■ What to produce: Please update the material below by replacing "comment-likes" with "comment-like-count" wherever it appears, keeping everything else unchanged.

——

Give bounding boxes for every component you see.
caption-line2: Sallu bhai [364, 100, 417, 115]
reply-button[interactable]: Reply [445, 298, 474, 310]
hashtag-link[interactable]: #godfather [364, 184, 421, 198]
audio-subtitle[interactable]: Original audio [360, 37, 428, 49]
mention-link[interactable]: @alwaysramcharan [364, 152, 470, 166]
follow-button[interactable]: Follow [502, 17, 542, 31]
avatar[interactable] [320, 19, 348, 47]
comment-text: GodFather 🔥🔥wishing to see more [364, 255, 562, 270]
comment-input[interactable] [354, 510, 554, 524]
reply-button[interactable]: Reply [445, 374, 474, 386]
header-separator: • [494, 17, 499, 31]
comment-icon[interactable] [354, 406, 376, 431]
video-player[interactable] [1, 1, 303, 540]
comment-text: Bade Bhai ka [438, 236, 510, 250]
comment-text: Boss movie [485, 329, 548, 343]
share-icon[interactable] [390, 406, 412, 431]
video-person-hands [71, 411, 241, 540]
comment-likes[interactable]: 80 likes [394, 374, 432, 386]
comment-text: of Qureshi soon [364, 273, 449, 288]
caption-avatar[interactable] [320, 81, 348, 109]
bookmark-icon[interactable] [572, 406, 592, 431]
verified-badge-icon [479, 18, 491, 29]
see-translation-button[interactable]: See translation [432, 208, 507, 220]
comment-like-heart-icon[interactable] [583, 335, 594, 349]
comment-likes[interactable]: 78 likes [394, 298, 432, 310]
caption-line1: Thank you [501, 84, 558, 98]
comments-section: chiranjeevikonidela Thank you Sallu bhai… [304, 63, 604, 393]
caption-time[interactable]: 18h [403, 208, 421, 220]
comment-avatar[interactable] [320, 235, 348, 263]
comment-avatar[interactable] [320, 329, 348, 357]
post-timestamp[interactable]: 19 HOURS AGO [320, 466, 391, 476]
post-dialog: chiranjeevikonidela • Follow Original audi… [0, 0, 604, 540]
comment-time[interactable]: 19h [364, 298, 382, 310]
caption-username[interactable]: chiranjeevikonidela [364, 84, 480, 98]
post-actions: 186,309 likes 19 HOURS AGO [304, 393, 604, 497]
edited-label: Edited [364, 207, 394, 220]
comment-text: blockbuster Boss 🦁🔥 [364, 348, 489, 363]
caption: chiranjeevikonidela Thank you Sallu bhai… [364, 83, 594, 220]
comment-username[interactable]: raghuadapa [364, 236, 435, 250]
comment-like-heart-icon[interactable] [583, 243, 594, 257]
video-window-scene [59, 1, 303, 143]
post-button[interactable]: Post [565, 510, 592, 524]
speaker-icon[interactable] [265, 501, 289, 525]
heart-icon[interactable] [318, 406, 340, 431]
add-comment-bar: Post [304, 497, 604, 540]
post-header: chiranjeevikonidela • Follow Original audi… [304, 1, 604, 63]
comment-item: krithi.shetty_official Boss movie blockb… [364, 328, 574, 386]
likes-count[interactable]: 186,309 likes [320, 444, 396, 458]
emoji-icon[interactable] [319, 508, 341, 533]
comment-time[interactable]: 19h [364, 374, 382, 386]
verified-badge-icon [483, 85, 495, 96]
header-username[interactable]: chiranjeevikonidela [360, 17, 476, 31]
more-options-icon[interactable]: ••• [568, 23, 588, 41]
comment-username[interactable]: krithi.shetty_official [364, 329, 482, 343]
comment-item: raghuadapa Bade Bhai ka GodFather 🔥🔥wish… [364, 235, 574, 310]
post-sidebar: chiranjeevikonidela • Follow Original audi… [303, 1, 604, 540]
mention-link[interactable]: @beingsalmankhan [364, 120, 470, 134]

——

■ Finished task:
Give bounding boxes for every component you see.
caption-line2: Sallu bhai [364, 100, 417, 115]
reply-button[interactable]: Reply [445, 298, 474, 310]
hashtag-link[interactable]: #godfather [364, 184, 421, 198]
audio-subtitle[interactable]: Original audio [360, 37, 428, 49]
mention-link[interactable]: @alwaysramcharan [364, 152, 470, 166]
follow-button[interactable]: Follow [502, 17, 542, 31]
avatar[interactable] [320, 19, 348, 47]
comment-text: GodFather 🔥🔥wishing to see more [364, 255, 562, 270]
comment-input[interactable] [354, 510, 554, 524]
reply-button[interactable]: Reply [445, 374, 474, 386]
header-separator: • [494, 17, 499, 31]
comment-icon[interactable] [354, 406, 376, 431]
video-player[interactable] [1, 1, 303, 540]
comment-text: Bade Bhai ka [438, 236, 510, 250]
comment-text: Boss movie [485, 329, 548, 343]
share-icon[interactable] [390, 406, 412, 431]
video-person-hands [71, 411, 241, 540]
comment-like-count[interactable]: 80 likes [394, 374, 432, 386]
comment-text: of Qureshi soon [364, 273, 449, 288]
caption-avatar[interactable] [320, 81, 348, 109]
bookmark-icon[interactable] [572, 406, 592, 431]
verified-badge-icon [479, 18, 491, 29]
see-translation-button[interactable]: See translation [432, 208, 507, 220]
comment-like-heart-icon[interactable] [583, 335, 594, 349]
comment-like-count[interactable]: 78 likes [394, 298, 432, 310]
caption-line1: Thank you [501, 84, 558, 98]
comments-section: chiranjeevikonidela Thank you Sallu bhai… [304, 63, 604, 393]
caption-time[interactable]: 18h [403, 208, 421, 220]
comment-avatar[interactable] [320, 235, 348, 263]
comment-avatar[interactable] [320, 329, 348, 357]
post-timestamp[interactable]: 19 HOURS AGO [320, 466, 391, 476]
post-dialog: chiranjeevikonidela • Follow Original audi… [0, 0, 604, 540]
comment-time[interactable]: 19h [364, 298, 382, 310]
caption-username[interactable]: chiranjeevikonidela [364, 84, 480, 98]
post-actions: 186,309 likes 19 HOURS AGO [304, 393, 604, 497]
edited-label: Edited [364, 207, 394, 220]
comment-text: blockbuster Boss 🦁🔥 [364, 348, 489, 363]
caption: chiranjeevikonidela Thank you Sallu bhai… [364, 83, 594, 220]
comment-username[interactable]: raghuadapa [364, 236, 435, 250]
comment-like-heart-icon[interactable] [583, 243, 594, 257]
video-window-scene [59, 1, 303, 143]
post-button[interactable]: Post [565, 510, 592, 524]
speaker-icon[interactable] [265, 501, 289, 525]
heart-icon[interactable] [318, 406, 340, 431]
add-comment-bar: Post [304, 497, 604, 540]
post-header: chiranjeevikonidela • Follow Original audi… [304, 1, 604, 63]
comment-item: krithi.shetty_official Boss movie blockb… [364, 328, 574, 386]
likes-count[interactable]: 186,309 likes [320, 444, 396, 458]
emoji-icon[interactable] [319, 508, 341, 533]
comment-time[interactable]: 19h [364, 374, 382, 386]
verified-badge-icon [483, 85, 495, 96]
header-username[interactable]: chiranjeevikonidela [360, 17, 476, 31]
more-options-icon[interactable]: ••• [568, 23, 588, 41]
comment-username[interactable]: krithi.shetty_official [364, 329, 482, 343]
comment-item: raghuadapa Bade Bhai ka GodFather 🔥🔥wish… [364, 235, 574, 310]
post-sidebar: chiranjeevikonidela • Follow Original audi… [303, 1, 604, 540]
mention-link[interactable]: @beingsalmankhan [364, 120, 470, 134]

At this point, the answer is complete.